§ AVAILABLE DATA:
— start —
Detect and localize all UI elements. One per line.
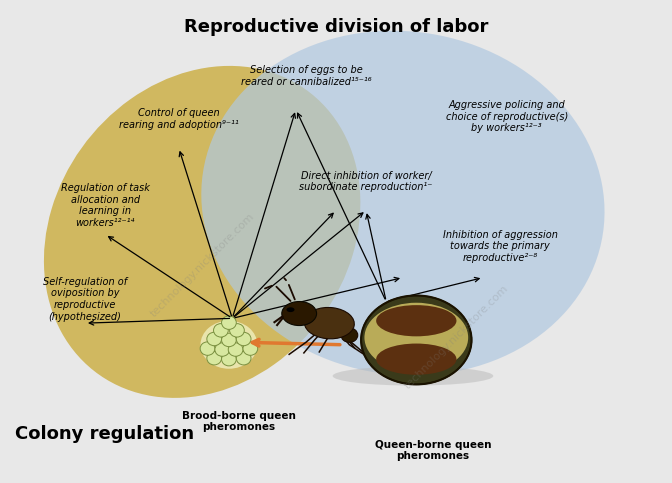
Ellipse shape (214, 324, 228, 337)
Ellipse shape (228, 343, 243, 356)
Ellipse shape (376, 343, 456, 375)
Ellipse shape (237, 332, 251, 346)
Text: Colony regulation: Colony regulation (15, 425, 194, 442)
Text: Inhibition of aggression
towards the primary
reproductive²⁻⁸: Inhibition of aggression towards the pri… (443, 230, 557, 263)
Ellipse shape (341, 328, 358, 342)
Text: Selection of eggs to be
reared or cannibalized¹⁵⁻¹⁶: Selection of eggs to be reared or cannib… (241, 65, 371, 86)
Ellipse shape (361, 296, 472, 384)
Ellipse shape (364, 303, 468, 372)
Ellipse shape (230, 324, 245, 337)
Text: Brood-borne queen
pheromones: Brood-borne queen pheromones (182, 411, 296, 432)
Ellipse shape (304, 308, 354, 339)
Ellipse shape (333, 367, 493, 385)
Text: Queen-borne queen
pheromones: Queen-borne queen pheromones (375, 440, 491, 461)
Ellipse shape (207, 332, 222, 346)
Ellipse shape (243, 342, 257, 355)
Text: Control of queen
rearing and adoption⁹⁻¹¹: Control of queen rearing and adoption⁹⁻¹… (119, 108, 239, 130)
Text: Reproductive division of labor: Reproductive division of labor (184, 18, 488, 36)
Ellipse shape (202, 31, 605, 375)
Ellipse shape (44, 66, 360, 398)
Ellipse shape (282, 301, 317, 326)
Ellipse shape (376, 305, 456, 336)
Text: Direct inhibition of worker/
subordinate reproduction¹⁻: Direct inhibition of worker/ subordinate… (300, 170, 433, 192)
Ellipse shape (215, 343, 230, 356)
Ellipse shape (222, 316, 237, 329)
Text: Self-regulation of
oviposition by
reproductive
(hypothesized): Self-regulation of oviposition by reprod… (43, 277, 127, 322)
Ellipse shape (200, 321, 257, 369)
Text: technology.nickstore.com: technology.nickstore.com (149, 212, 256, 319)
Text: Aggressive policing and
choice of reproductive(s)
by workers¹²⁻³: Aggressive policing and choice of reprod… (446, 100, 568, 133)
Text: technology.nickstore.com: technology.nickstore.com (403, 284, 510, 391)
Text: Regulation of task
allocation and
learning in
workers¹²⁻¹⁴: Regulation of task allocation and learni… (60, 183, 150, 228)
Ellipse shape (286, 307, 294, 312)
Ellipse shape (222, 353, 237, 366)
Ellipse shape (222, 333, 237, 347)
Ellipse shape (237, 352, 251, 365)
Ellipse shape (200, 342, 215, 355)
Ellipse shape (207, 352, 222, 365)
— end —
§ THE TASK: Rewrite all of the rows above, substituting "Oval shape" for every "Ellipse shape" and keeping everything else unchanged. Leave the pictures out.

§ SOLUTION FOR THIS TASK:
Detect and localize all UI elements. One per line.
Oval shape (214, 324, 228, 337)
Oval shape (228, 343, 243, 356)
Oval shape (376, 343, 456, 375)
Oval shape (237, 332, 251, 346)
Text: Colony regulation: Colony regulation (15, 425, 194, 442)
Text: Inhibition of aggression
towards the primary
reproductive²⁻⁸: Inhibition of aggression towards the pri… (443, 230, 557, 263)
Oval shape (341, 328, 358, 342)
Text: Selection of eggs to be
reared or cannibalized¹⁵⁻¹⁶: Selection of eggs to be reared or cannib… (241, 65, 371, 86)
Oval shape (361, 296, 472, 384)
Oval shape (364, 303, 468, 372)
Oval shape (230, 324, 245, 337)
Text: Brood-borne queen
pheromones: Brood-borne queen pheromones (182, 411, 296, 432)
Oval shape (304, 308, 354, 339)
Oval shape (333, 367, 493, 385)
Text: Queen-borne queen
pheromones: Queen-borne queen pheromones (375, 440, 491, 461)
Oval shape (207, 332, 222, 346)
Oval shape (243, 342, 257, 355)
Text: Control of queen
rearing and adoption⁹⁻¹¹: Control of queen rearing and adoption⁹⁻¹… (119, 108, 239, 130)
Text: Reproductive division of labor: Reproductive division of labor (184, 18, 488, 36)
Oval shape (202, 31, 605, 375)
Oval shape (44, 66, 360, 398)
Oval shape (282, 301, 317, 326)
Oval shape (376, 305, 456, 336)
Text: Direct inhibition of worker/
subordinate reproduction¹⁻: Direct inhibition of worker/ subordinate… (300, 170, 433, 192)
Oval shape (215, 343, 230, 356)
Oval shape (222, 316, 237, 329)
Text: Self-regulation of
oviposition by
reproductive
(hypothesized): Self-regulation of oviposition by reprod… (43, 277, 127, 322)
Oval shape (200, 321, 257, 369)
Text: technology.nickstore.com: technology.nickstore.com (149, 212, 256, 319)
Text: Aggressive policing and
choice of reproductive(s)
by workers¹²⁻³: Aggressive policing and choice of reprod… (446, 100, 568, 133)
Text: technology.nickstore.com: technology.nickstore.com (403, 284, 510, 391)
Text: Regulation of task
allocation and
learning in
workers¹²⁻¹⁴: Regulation of task allocation and learni… (60, 183, 150, 228)
Oval shape (286, 307, 294, 312)
Oval shape (222, 353, 237, 366)
Oval shape (222, 333, 237, 347)
Oval shape (237, 352, 251, 365)
Oval shape (200, 342, 215, 355)
Oval shape (207, 352, 222, 365)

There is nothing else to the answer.